Brief —
Report how many lines of the listing below include the word "title". Give nothing but the number.

Extracts from a graphics dataset
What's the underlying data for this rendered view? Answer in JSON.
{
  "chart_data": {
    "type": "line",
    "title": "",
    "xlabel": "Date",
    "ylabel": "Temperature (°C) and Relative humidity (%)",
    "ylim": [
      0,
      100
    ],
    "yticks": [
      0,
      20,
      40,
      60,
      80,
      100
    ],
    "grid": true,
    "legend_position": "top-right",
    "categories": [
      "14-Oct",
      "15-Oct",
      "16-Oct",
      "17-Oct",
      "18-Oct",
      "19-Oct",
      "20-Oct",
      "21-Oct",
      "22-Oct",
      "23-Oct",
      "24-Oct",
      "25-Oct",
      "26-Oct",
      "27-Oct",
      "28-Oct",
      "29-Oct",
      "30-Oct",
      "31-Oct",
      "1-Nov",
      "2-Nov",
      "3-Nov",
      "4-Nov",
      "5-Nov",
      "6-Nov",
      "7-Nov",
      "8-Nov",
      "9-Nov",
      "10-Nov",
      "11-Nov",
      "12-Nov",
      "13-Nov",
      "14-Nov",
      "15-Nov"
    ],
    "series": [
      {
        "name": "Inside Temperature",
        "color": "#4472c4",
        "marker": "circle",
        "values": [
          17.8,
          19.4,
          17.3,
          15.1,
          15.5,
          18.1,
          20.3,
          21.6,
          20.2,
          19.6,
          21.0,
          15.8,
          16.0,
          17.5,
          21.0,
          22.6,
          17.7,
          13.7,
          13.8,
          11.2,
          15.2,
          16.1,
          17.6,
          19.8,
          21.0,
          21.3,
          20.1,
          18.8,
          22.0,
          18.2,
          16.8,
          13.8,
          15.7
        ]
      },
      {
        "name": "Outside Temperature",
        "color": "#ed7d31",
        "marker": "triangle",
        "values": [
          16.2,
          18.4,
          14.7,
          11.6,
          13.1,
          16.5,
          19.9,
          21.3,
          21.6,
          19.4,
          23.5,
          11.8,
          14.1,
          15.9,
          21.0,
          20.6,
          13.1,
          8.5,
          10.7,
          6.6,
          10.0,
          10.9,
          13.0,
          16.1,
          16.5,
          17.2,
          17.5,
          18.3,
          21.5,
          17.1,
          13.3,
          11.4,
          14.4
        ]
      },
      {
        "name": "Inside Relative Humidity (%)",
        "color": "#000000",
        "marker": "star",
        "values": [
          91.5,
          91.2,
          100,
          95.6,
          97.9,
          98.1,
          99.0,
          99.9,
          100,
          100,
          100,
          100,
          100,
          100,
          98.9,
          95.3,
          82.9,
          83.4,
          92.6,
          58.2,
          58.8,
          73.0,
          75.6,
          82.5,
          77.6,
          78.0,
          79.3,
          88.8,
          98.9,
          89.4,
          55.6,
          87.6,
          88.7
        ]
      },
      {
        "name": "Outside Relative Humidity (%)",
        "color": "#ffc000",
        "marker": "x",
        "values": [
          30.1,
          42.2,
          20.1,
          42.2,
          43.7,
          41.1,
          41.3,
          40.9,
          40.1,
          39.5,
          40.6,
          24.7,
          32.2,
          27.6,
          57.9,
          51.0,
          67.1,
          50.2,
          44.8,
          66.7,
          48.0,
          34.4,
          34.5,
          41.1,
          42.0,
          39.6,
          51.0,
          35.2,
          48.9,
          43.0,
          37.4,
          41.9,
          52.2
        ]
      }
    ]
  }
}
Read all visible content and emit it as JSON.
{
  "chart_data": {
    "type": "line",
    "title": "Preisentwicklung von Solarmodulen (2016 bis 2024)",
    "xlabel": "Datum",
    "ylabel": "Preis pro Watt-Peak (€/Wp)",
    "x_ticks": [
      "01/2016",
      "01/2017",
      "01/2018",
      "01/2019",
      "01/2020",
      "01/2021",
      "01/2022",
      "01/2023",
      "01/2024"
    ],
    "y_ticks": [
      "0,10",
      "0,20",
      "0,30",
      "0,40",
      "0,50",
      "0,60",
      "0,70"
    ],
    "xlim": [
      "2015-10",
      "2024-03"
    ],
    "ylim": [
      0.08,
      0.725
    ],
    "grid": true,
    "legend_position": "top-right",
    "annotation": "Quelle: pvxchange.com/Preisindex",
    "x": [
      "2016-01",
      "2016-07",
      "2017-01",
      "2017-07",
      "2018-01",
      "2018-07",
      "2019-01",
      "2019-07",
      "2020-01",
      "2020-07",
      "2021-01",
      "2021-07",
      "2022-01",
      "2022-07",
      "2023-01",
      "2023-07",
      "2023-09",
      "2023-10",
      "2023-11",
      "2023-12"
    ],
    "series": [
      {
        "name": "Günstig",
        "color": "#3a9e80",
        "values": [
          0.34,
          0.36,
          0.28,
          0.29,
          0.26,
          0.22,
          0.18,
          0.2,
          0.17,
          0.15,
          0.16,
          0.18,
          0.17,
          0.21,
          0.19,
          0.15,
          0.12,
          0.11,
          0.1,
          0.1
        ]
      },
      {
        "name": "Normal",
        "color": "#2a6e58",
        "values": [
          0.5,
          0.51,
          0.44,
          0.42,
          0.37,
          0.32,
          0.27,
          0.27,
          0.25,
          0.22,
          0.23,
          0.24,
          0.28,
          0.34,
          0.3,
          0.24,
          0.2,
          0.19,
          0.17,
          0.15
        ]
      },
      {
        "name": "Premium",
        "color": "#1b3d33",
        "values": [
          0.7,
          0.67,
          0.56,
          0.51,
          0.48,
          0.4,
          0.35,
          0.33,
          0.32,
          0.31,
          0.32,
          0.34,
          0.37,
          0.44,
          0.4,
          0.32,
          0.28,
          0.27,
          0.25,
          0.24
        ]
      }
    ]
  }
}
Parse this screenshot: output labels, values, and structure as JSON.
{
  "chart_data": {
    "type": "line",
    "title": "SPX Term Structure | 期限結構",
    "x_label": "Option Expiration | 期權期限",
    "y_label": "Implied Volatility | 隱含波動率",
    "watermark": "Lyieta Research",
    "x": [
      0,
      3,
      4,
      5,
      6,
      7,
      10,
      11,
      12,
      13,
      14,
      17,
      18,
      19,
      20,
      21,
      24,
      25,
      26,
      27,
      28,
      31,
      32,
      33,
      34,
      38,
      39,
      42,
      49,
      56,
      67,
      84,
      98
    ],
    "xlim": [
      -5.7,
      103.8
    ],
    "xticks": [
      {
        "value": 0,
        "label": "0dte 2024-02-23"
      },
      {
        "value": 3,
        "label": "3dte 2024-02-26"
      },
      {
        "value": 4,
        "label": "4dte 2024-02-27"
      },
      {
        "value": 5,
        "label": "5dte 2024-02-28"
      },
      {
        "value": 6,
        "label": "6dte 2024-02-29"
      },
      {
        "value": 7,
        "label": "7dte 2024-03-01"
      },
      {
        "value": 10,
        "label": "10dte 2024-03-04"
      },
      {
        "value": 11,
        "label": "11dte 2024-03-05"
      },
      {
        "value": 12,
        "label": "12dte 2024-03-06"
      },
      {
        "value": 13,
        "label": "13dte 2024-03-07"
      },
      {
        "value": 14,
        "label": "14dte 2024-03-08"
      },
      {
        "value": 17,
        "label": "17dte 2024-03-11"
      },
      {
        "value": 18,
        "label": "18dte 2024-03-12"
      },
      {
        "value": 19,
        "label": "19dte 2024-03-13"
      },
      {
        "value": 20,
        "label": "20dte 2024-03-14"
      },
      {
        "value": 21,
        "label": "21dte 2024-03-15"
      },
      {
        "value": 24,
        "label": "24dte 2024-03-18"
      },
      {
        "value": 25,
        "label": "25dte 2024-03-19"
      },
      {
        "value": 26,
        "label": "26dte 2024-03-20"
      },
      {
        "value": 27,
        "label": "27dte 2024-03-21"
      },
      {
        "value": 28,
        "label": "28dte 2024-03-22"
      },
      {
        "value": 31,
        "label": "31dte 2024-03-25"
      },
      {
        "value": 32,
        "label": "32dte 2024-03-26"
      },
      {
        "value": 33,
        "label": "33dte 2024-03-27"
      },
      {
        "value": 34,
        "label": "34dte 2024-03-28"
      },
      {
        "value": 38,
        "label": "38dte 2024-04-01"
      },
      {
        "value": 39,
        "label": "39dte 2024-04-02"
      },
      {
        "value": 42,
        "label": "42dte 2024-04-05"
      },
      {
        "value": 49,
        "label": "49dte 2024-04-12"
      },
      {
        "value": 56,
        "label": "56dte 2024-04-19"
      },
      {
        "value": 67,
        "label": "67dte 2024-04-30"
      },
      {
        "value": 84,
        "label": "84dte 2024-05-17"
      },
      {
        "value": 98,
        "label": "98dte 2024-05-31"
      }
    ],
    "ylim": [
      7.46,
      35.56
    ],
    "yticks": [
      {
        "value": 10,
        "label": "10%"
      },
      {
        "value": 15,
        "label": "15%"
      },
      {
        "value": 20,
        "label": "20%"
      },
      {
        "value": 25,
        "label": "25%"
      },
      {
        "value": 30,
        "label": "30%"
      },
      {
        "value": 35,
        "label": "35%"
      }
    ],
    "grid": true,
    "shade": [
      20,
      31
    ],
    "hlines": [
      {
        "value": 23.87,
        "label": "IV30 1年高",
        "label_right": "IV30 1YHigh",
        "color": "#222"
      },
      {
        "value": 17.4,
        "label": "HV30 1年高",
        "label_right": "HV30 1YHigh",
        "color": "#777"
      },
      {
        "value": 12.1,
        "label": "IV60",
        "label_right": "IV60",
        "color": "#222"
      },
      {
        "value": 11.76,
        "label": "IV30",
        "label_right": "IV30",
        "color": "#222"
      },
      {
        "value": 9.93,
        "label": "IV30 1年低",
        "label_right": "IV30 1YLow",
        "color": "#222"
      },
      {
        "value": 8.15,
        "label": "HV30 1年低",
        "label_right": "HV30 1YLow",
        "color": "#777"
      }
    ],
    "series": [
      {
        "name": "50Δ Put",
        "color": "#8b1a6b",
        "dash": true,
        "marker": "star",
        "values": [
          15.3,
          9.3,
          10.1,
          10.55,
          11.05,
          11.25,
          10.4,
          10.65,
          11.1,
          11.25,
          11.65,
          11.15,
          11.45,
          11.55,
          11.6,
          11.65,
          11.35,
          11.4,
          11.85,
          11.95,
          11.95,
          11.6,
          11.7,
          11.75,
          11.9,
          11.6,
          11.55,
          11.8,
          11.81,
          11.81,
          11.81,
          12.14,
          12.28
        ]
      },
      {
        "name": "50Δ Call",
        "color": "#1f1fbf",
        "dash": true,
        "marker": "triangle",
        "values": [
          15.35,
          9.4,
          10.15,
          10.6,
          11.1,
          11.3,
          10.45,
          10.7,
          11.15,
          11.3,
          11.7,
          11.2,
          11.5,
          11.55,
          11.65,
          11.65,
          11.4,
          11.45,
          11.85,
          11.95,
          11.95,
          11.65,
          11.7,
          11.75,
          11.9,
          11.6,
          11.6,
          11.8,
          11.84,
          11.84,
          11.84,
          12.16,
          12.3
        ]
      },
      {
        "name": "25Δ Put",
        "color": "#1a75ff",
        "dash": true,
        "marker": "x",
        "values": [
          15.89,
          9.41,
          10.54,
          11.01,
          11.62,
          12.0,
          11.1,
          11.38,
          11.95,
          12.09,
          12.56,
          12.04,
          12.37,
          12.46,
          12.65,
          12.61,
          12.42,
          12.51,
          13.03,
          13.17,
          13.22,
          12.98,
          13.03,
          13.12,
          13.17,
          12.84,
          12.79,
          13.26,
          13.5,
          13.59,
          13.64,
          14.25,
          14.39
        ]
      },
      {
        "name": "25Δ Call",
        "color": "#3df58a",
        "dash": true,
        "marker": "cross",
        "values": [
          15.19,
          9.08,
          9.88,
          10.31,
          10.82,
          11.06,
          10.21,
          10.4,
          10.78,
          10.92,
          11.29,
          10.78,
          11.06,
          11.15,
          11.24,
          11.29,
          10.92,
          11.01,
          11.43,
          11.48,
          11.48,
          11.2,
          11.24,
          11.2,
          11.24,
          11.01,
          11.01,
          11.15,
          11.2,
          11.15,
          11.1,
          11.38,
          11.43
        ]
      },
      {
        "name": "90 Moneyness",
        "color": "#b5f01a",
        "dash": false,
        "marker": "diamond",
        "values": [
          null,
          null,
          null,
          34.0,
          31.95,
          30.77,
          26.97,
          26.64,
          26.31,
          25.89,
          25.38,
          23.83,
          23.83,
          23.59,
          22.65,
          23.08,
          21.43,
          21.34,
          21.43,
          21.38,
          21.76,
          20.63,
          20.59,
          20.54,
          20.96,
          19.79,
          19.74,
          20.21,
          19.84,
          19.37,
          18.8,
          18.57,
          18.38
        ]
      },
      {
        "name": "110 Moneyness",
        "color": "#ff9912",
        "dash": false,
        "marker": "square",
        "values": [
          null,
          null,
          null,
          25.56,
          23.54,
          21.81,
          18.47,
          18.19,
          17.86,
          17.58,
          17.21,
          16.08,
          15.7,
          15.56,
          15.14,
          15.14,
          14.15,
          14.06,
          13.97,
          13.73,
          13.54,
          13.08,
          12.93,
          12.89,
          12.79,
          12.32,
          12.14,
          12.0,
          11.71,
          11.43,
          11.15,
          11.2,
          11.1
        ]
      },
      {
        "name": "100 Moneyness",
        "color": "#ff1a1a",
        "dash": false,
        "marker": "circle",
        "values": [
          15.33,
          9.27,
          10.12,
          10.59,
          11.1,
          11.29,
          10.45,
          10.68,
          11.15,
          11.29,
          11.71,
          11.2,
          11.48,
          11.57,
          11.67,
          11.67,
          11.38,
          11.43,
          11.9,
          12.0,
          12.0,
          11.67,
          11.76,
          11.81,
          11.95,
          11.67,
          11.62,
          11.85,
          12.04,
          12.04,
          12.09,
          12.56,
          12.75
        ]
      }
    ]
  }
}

Response —
3